__WHAT THE TASK REQUIRES__: Copy out lines with the word "type" from the material that follows.

__Records from a data source__:
- - - - - - -

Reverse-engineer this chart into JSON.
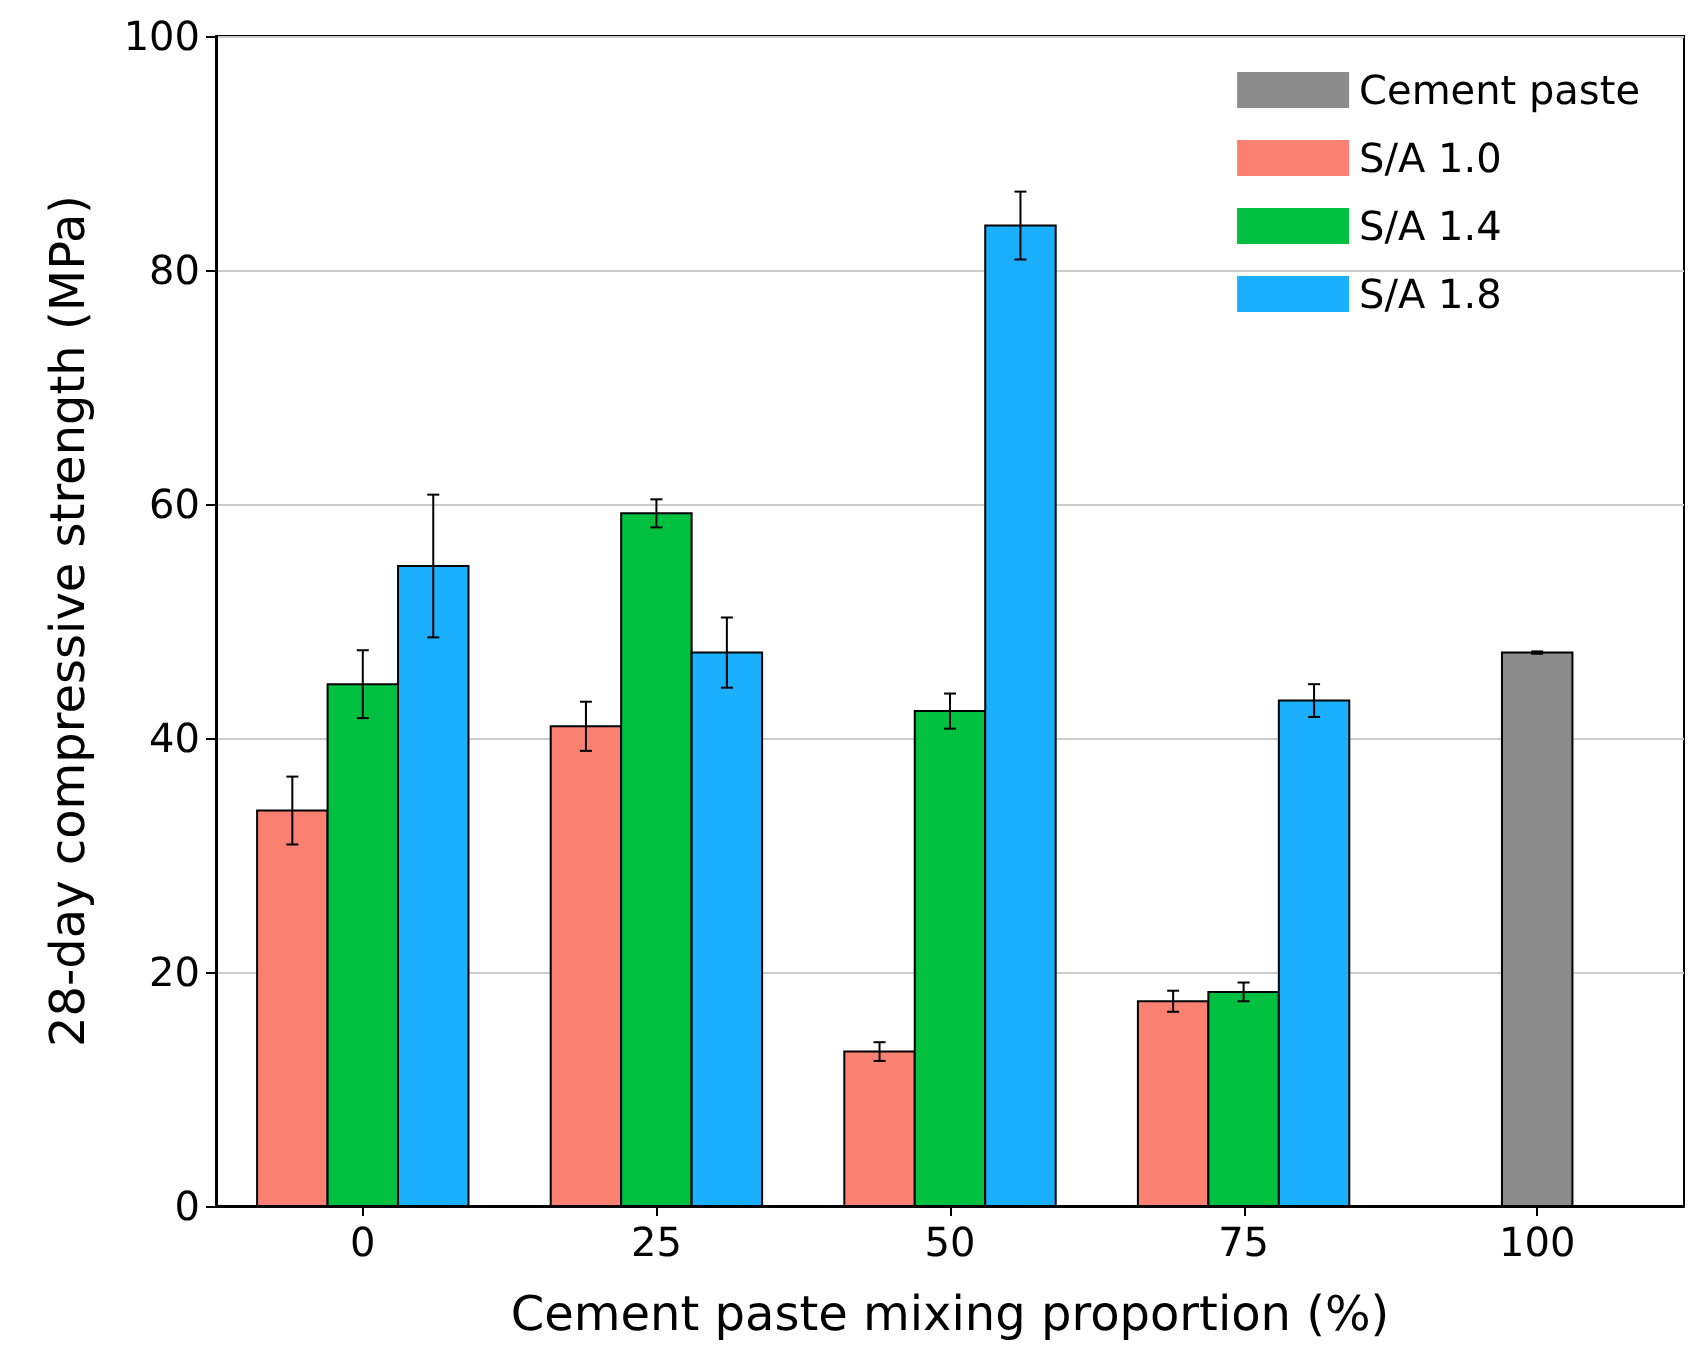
{
  "chart_data": {
    "type": "bar",
    "xlabel": "Cement paste mixing proportion (%)",
    "ylabel": "28-day compressive strength (MPa)",
    "categories": [
      "0",
      "25",
      "50",
      "75",
      "100"
    ],
    "series": [
      {
        "name": "Cement paste",
        "color": "#8c8c8c",
        "values": [
          null,
          null,
          null,
          null,
          47.3
        ],
        "errors": [
          null,
          null,
          null,
          null,
          0.1
        ]
      },
      {
        "name": "S/A 1.0",
        "color": "#fa8072",
        "values": [
          33.8,
          41.0,
          13.2,
          17.5,
          null
        ],
        "errors": [
          2.9,
          2.1,
          0.8,
          0.9,
          null
        ]
      },
      {
        "name": "S/A 1.4",
        "color": "#00c040",
        "values": [
          44.6,
          59.2,
          42.3,
          18.3,
          null
        ],
        "errors": [
          2.9,
          1.2,
          1.5,
          0.8,
          null
        ]
      },
      {
        "name": "S/A 1.8",
        "color": "#1ab0ff",
        "values": [
          54.7,
          47.3,
          83.8,
          43.2,
          null
        ],
        "errors": [
          6.1,
          3.0,
          2.9,
          1.4,
          null
        ]
      }
    ],
    "ylim": [
      0,
      100
    ],
    "yticks": [
      0,
      20,
      40,
      60,
      80,
      100
    ],
    "grid": "y",
    "legend": "top right"
  }
}
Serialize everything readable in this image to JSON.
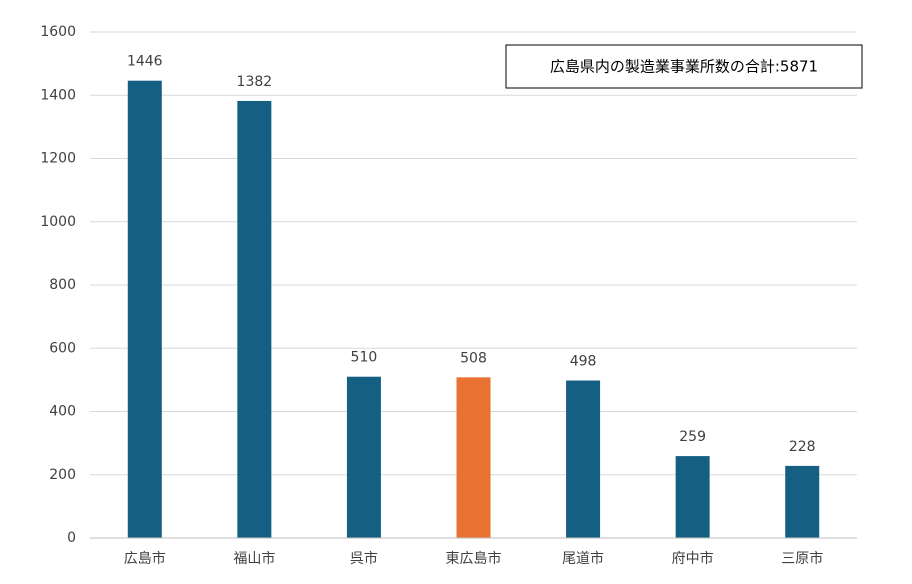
{
  "chart_data": {
    "type": "bar",
    "annotation": "広島県内の製造業事業所数の合計:5871",
    "categories": [
      "広島市",
      "福山市",
      "呉市",
      "東広島市",
      "尾道市",
      "府中市",
      "三原市"
    ],
    "values": [
      1446,
      1382,
      510,
      508,
      498,
      259,
      228
    ],
    "colors": [
      "#156082",
      "#156082",
      "#156082",
      "#e97132",
      "#156082",
      "#156082",
      "#156082"
    ],
    "ylim": [
      0,
      1600
    ],
    "yticks": [
      0,
      200,
      400,
      600,
      800,
      1000,
      1200,
      1400,
      1600
    ],
    "grid": true
  }
}
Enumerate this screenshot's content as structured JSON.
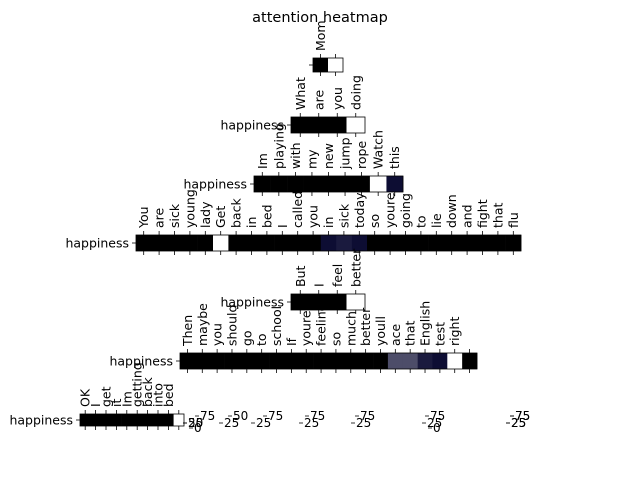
{
  "chart_data": {
    "type": "heatmap",
    "title": "attention heatmap",
    "colormap": {
      "low": "#000000",
      "high": "#ffffff"
    },
    "rows": [
      {
        "label": "",
        "tokens": [
          "Mom",
          ""
        ],
        "values": [
          0.0,
          1.0
        ]
      },
      {
        "label": "happiness",
        "tokens": [
          "What",
          "are",
          "you",
          "doing"
        ],
        "values": [
          0.0,
          0.0,
          0.0,
          1.0
        ]
      },
      {
        "label": "happiness",
        "tokens": [
          "Im",
          "playing",
          "with",
          "my",
          "new",
          "jump",
          "rope",
          "Watch",
          "this"
        ],
        "values": [
          0.0,
          0.0,
          0.0,
          0.0,
          0.0,
          0.0,
          0.0,
          1.0,
          0.05
        ]
      },
      {
        "label": "happiness",
        "tokens": [
          "You",
          "are",
          "sick",
          "young",
          "lady",
          "Get",
          "back",
          "in",
          "bed",
          "I",
          "called",
          "you",
          "in",
          "sick",
          "today",
          "so",
          "youre",
          "going",
          "to",
          "lie",
          "down",
          "and",
          "fight",
          "that",
          "flu"
        ],
        "values": [
          0.0,
          0.0,
          0.0,
          0.0,
          0.0,
          1.0,
          0.0,
          0.0,
          0.0,
          0.0,
          0.0,
          0.0,
          0.05,
          0.1,
          0.05,
          0.0,
          0.0,
          0.0,
          0.0,
          0.0,
          0.0,
          0.0,
          0.0,
          0.0,
          0.0
        ]
      },
      {
        "label": "happiness",
        "tokens": [
          "But",
          "I",
          "feel",
          "better"
        ],
        "values": [
          0.0,
          0.0,
          0.0,
          1.0
        ]
      },
      {
        "label": "happiness",
        "tokens": [
          "Then",
          "maybe",
          "you",
          "should",
          "go",
          "to",
          "school",
          "If",
          "youre",
          "feeling",
          "so",
          "much",
          "better",
          "youll",
          "ace",
          "that",
          "English",
          "test",
          "right",
          ""
        ],
        "values": [
          0.0,
          0.0,
          0.0,
          0.0,
          0.0,
          0.0,
          0.0,
          0.0,
          0.0,
          0.0,
          0.0,
          0.0,
          0.0,
          0.0,
          0.3,
          0.3,
          0.1,
          0.05,
          1.0,
          0.0
        ]
      },
      {
        "label": "happiness",
        "tokens": [
          "OK",
          "I",
          "get",
          "it",
          "Im",
          "getting",
          "back",
          "into",
          "bed",
          ""
        ],
        "values": [
          0.0,
          0.0,
          0.0,
          0.0,
          0.0,
          0.0,
          0.0,
          0.0,
          0.0,
          1.0
        ]
      }
    ],
    "colorbar_tick_clusters": [
      [
        "75",
        "50",
        "25",
        "0"
      ],
      [
        "50",
        "25"
      ],
      [
        "75",
        "25"
      ],
      [
        "75",
        "25"
      ],
      [
        "75",
        "25"
      ],
      [
        "75",
        "25",
        "0"
      ],
      [
        "75",
        "25"
      ],
      [
        "75",
        "25"
      ]
    ]
  }
}
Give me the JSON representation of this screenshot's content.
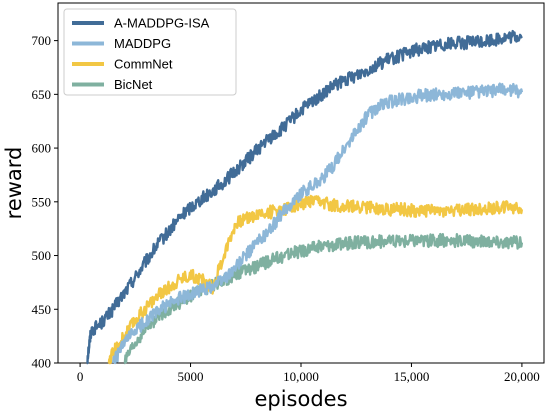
{
  "chart_data": {
    "type": "line",
    "title": "",
    "xlabel": "episodes",
    "ylabel": "reward",
    "xlim": [
      -1000,
      21000
    ],
    "ylim": [
      400,
      735
    ],
    "xticks": [
      0,
      5000,
      10000,
      15000,
      20000
    ],
    "xtick_labels": [
      "0",
      "5000",
      "10,000",
      "15,000",
      "20,000"
    ],
    "yticks": [
      400,
      450,
      500,
      550,
      600,
      650,
      700
    ],
    "ytick_labels": [
      "400",
      "450",
      "500",
      "550",
      "600",
      "650",
      "700"
    ],
    "grid": false,
    "legend_position": "top-left",
    "series": [
      {
        "name": "A-MADDPG-ISA",
        "color": "#416c97",
        "x": [
          300,
          500,
          1000,
          1500,
          2000,
          2500,
          3000,
          3500,
          4000,
          4500,
          5000,
          5500,
          6000,
          6500,
          7000,
          7500,
          8000,
          8500,
          9000,
          9500,
          10000,
          10500,
          11000,
          11500,
          12000,
          12500,
          13000,
          13500,
          14000,
          14500,
          15000,
          15500,
          16000,
          16500,
          17000,
          17500,
          18000,
          18500,
          19000,
          19500,
          20000
        ],
        "values": [
          400,
          430,
          438,
          450,
          465,
          480,
          495,
          510,
          522,
          535,
          545,
          553,
          560,
          568,
          578,
          588,
          598,
          608,
          615,
          625,
          635,
          643,
          650,
          658,
          663,
          668,
          673,
          678,
          683,
          686,
          690,
          693,
          695,
          697,
          698,
          698,
          699,
          700,
          702,
          703,
          704
        ]
      },
      {
        "name": "MADDPG",
        "color": "#8db7d8",
        "x": [
          1500,
          2000,
          2500,
          3000,
          3500,
          4000,
          4500,
          5000,
          5500,
          6000,
          6500,
          7000,
          7500,
          8000,
          8500,
          9000,
          9500,
          10000,
          10500,
          11000,
          11500,
          12000,
          12500,
          13000,
          13500,
          14000,
          14500,
          15000,
          15500,
          16000,
          16500,
          17000,
          17500,
          18000,
          18500,
          19000,
          19500,
          20000
        ],
        "values": [
          400,
          418,
          430,
          440,
          448,
          455,
          460,
          464,
          468,
          472,
          478,
          488,
          500,
          512,
          522,
          535,
          548,
          558,
          565,
          572,
          585,
          600,
          615,
          630,
          638,
          643,
          645,
          647,
          649,
          650,
          650,
          651,
          651,
          652,
          653,
          654,
          654,
          652
        ]
      },
      {
        "name": "CommNet",
        "color": "#f2c744",
        "x": [
          1300,
          1500,
          2000,
          2500,
          3000,
          3500,
          4000,
          4500,
          5000,
          5500,
          6000,
          6500,
          7000,
          7500,
          8000,
          8500,
          9000,
          9500,
          10000,
          10500,
          11000,
          11500,
          12000,
          12500,
          13000,
          13500,
          14000,
          14500,
          15000,
          15500,
          16000,
          16500,
          17000,
          17500,
          18000,
          18500,
          19000,
          19500,
          20000
        ],
        "values": [
          400,
          410,
          425,
          440,
          452,
          462,
          470,
          478,
          482,
          478,
          470,
          500,
          528,
          535,
          538,
          540,
          542,
          545,
          548,
          550,
          549,
          547,
          546,
          545,
          545,
          544,
          543,
          543,
          542,
          542,
          541,
          542,
          542,
          543,
          543,
          544,
          545,
          546,
          543
        ]
      },
      {
        "name": "BicNet",
        "color": "#7fb0a0",
        "x": [
          2000,
          2500,
          3000,
          3500,
          4000,
          4500,
          5000,
          5500,
          6000,
          6500,
          7000,
          7500,
          8000,
          8500,
          9000,
          9500,
          10000,
          10500,
          11000,
          11500,
          12000,
          12500,
          13000,
          13500,
          14000,
          14500,
          15000,
          15500,
          16000,
          16500,
          17000,
          17500,
          18000,
          18500,
          19000,
          19500,
          20000
        ],
        "values": [
          400,
          418,
          432,
          442,
          450,
          456,
          462,
          468,
          472,
          477,
          482,
          486,
          490,
          494,
          498,
          502,
          504,
          507,
          509,
          510,
          511,
          512,
          512,
          513,
          513,
          513,
          514,
          514,
          514,
          514,
          514,
          513,
          513,
          513,
          512,
          512,
          512
        ]
      }
    ]
  }
}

- - - - - - -

__WRITTEN SOLUTION__:
    "type": "bar",
    "type": "bar",
    "type": "heatmap",
    "type": "line",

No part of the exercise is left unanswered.